[Selected passage Boundary: Start]

Masterson (1994) used leaf guard cell size as a proxy for genome size to track changes in some early angiosperm families such as magnolias (Magnoliaceae) over 100 million years ago (Mya). She showed that some fossil magnolias had genomes around 1 pg (∼1 billion bp) suggesting that a small genome may have been typical of early diverging angiosperms. It is reassuring that Masterson's (1994) data support the ancestral genome size predicted by Leitch et al. (2005) using genome size measurements of extant species (previously outlined).

In a geologically more extensive survey, Conway Morris and Harper (1988) analyzed genome size evolution in extinct conodonts over 270 million years using the size of epithelial cells as proxies for genome size, while Thomson (1972) used the size of bone osteocyte cells to track genome size changes in lungfish (Dipnoi) over an unbroken fossil record dating back to the Devonian (400 Mya). Thomson concluded that the truly enormous genomes of extant lungfish (the largest being for the marbled lungfish Protopterus aethiopicus 1 C=∼133 pg or 133 billion bp) must be derived. In addition, he also found that during the period of greatest morphological diversification in the Devonian, cell size (and hence, by association, genome size) remained small. Increases in cell size were not observed until the Carboniferous, by which time the rate of morphological change in the group had slowed considerably. The data led Thomson (1972) to suggest that genome size was inversely correlated with evolutionary rate.

Thomson and Muraszko (1978) went on to use osteocytes to trace genome size evolution in 26 genera of lobe-finned fish and amphibians. They concluded that ancestral fishes and tetrapods (i.e. early amphibians and reptiles) all had small cells and hence small genomes in the range 1C=2.5–5 pg. Larger cells were observed only in some of the more recent fossils and extant species, representing the product of genome growth occurring independently in several lineages.

[Selected passage Boundary: End]

→ Activity list
a. In the passage on fossil genome size, why did Thomson (1972) suggest that genome size was inversely correlated with evolutionary rate?
b. Copy the passage on fossil genome size between "Thomson and Muraszko" and "in several lineages.", inclusive.

[Given information Boundary: Start]

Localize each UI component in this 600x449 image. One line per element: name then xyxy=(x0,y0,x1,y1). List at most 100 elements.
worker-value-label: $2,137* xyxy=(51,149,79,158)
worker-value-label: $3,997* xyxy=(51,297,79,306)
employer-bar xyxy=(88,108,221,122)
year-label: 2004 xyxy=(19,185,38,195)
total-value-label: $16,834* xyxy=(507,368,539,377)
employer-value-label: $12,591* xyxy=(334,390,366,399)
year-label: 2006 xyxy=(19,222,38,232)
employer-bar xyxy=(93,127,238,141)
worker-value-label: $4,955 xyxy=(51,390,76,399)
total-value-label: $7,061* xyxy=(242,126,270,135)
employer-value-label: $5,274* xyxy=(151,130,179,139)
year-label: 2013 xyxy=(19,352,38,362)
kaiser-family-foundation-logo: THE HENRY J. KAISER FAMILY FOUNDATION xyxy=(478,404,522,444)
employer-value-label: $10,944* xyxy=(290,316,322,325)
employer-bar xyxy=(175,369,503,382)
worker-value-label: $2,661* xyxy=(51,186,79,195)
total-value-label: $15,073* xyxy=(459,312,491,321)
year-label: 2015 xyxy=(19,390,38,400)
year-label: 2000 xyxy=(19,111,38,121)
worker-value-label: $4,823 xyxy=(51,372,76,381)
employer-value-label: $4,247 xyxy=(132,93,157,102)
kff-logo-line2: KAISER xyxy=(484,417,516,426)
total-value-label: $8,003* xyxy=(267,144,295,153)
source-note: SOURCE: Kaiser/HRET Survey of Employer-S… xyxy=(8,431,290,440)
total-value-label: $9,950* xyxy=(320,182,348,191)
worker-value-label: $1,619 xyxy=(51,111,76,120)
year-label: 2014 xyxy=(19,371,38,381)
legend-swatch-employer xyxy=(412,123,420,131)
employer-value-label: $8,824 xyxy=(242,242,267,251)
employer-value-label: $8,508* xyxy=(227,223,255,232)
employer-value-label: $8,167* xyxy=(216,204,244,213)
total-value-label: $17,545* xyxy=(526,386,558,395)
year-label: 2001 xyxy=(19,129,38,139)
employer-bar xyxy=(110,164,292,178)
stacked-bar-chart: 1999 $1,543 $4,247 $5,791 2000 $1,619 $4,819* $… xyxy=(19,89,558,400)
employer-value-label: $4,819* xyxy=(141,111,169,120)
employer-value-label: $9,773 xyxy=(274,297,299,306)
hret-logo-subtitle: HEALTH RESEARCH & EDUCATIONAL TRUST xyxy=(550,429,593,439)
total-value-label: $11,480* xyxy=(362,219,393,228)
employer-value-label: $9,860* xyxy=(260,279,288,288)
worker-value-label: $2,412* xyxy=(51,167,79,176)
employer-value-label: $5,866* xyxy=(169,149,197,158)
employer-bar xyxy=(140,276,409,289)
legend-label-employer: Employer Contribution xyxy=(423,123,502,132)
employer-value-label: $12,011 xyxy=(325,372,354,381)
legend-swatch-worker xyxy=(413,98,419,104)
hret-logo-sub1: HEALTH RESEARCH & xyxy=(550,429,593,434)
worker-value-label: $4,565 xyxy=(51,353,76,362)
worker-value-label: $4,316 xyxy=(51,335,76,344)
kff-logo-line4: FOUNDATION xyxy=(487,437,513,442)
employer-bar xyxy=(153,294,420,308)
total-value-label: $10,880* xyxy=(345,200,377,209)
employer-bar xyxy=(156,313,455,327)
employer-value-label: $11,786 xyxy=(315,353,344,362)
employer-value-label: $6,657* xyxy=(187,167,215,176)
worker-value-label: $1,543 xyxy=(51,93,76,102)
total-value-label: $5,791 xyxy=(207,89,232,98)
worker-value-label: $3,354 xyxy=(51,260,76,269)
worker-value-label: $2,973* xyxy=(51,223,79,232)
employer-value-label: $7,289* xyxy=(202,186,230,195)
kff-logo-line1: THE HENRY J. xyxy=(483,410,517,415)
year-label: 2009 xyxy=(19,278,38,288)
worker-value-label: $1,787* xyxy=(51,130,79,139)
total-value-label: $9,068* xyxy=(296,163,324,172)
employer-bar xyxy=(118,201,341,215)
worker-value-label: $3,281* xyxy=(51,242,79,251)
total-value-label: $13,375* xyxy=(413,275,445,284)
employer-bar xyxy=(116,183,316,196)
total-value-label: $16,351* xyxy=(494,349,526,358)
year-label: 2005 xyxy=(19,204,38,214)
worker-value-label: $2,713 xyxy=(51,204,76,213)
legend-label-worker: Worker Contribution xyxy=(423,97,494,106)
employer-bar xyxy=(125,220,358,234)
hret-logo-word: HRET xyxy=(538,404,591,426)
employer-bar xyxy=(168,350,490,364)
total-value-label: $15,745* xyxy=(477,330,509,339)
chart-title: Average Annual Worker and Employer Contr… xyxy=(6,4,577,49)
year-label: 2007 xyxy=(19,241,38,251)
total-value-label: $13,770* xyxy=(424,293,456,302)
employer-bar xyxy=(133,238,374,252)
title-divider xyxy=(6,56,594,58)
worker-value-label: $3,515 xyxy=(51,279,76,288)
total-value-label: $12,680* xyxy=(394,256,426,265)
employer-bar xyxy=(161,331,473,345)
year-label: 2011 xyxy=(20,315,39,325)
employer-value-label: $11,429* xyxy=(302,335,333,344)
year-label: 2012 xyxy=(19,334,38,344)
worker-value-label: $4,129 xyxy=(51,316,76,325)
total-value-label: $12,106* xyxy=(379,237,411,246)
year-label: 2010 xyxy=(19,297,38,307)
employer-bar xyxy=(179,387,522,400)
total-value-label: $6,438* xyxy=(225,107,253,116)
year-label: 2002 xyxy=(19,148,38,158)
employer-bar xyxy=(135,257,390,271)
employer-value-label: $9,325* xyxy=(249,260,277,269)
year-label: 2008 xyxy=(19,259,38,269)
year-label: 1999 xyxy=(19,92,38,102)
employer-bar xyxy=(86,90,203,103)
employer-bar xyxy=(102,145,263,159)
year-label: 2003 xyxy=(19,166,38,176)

[Given information Boundary: End]

→ Response list
a. He found that lungfish cell size, and so genome size, stayed small during the Devonian, when morphological diversification was greatest. Cell size increased only in the Carboniferous, by which time the rate of morphological change in the group had slowed considerably.

b.
Thomson and Muraszko (1978) went on to use osteocytes to trace genome size evolution in 26 genera of lobe-finned fish and amphibians. They concluded that ancestral fishes and tetrapods (i.e. early amphibians and reptiles) all had small cells and hence small genomes in the range 1C=2.5–5 pg. Larger cells were observed only in some of the more recent fossils and extant species, representing the product of genome growth occurring independently in several lineages.